◆ Data for this exercise:
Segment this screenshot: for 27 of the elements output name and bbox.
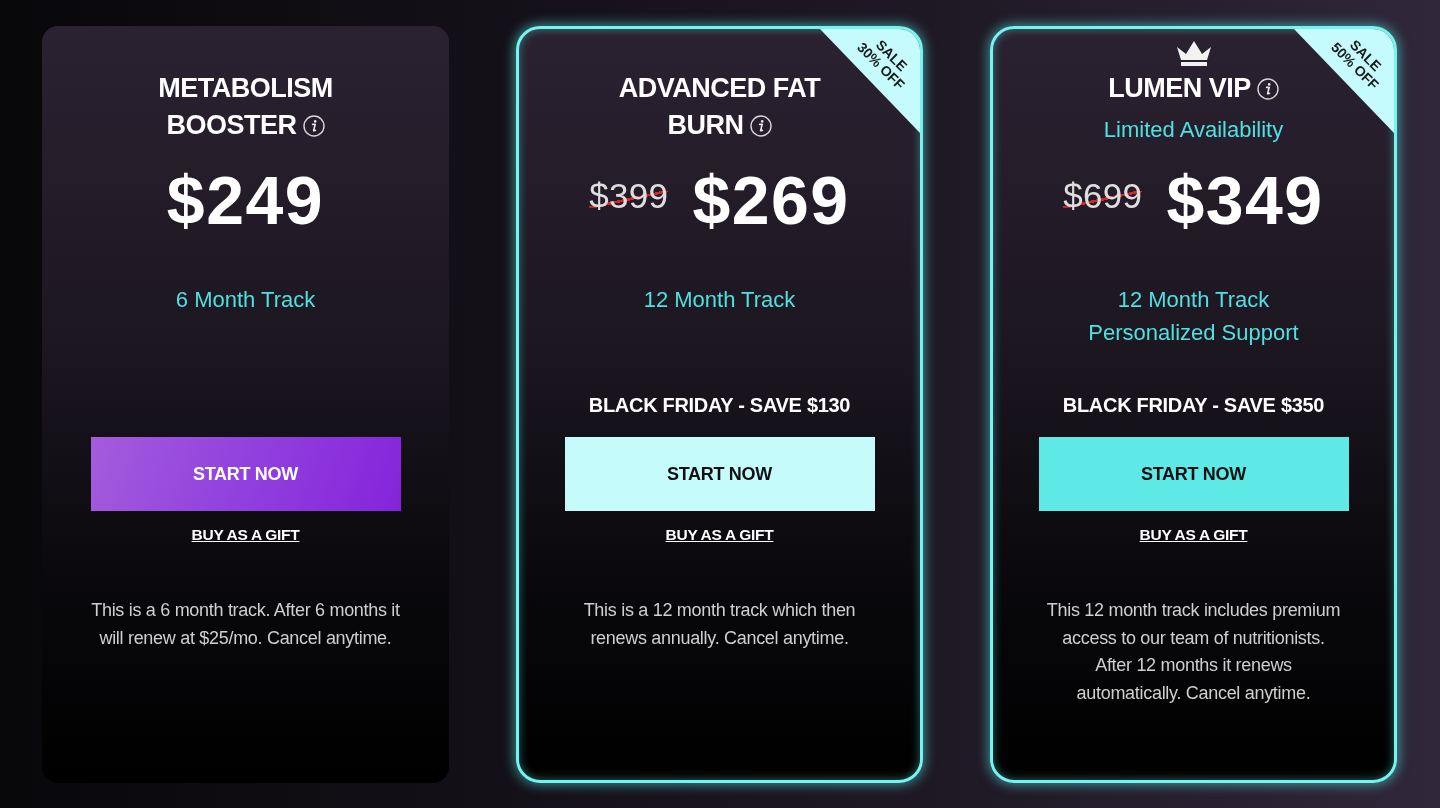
plan-title: LUMEN VIP — [1108, 72, 1251, 105]
plan-description: This is a 6 month track. After 6 months it will renew at $25/mo. Cancel anytime. — [91, 599, 400, 650]
price: $269 — [692, 161, 850, 240]
track-label: 6 Month Track — [175, 286, 316, 314]
gift-link[interactable]: BUY AS A GIFT — [191, 526, 300, 544]
start-button[interactable]: START NOW — [90, 437, 401, 511]
start-button[interactable]: START NOW — [1038, 437, 1349, 511]
info-icon[interactable] — [749, 114, 772, 137]
plan-title: BOOSTER — [166, 109, 297, 142]
plan-description: This 12 month track includes premium access to our team of nutritionists. After 12 months it renews automatically. Cancel anytime. — [1046, 599, 1341, 705]
plan-title: METABOLISM — [158, 72, 333, 105]
gift-link[interactable]: BUY AS A GIFT — [665, 526, 774, 544]
start-button[interactable]: START NOW — [564, 437, 875, 511]
availability-note: Limited Availability — [1103, 116, 1284, 144]
price: $349 — [1166, 161, 1324, 240]
info-icon[interactable] — [302, 114, 325, 137]
promo-text: BLACK FRIDAY - SAVE $130 — [588, 393, 851, 418]
info-icon[interactable] — [1256, 77, 1279, 100]
track-label: 12 Month Track — [1117, 286, 1270, 314]
price: $249 — [166, 161, 325, 240]
plan-description: This is a 12 month track which then renews annually. Cancel anytime. — [583, 599, 856, 650]
plan-title: BURN — [667, 109, 744, 142]
promo-text: BLACK FRIDAY - SAVE $350 — [1062, 393, 1325, 418]
gift-link[interactable]: BUY AS A GIFT — [1139, 526, 1248, 544]
plan-title: ADVANCED FAT — [618, 72, 821, 105]
track-label: Personalized Support — [1088, 319, 1299, 347]
track-label: 12 Month Track — [643, 286, 796, 314]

◆ To be done:
Reproduce the rows from the one containing "plan-title: LUMEN VIP — [1108, 72, 1251, 105]" down to the one containing "start-button[interactable]: START NOW — [90, 437, 401, 511]", changing "BUY AS A GIFT" to "SEND AS A GIFT" and leaving everything else as it stands.

◆ Worked solution:
plan-title: LUMEN VIP — [1108, 72, 1251, 105]
plan-description: This is a 6 month track. After 6 months it will renew at $25/mo. Cancel anytime. — [91, 599, 400, 650]
price: $269 — [692, 161, 850, 240]
track-label: 6 Month Track — [175, 286, 316, 314]
gift-link[interactable]: SEND AS A GIFT — [191, 526, 300, 544]
start-button[interactable]: START NOW — [90, 437, 401, 511]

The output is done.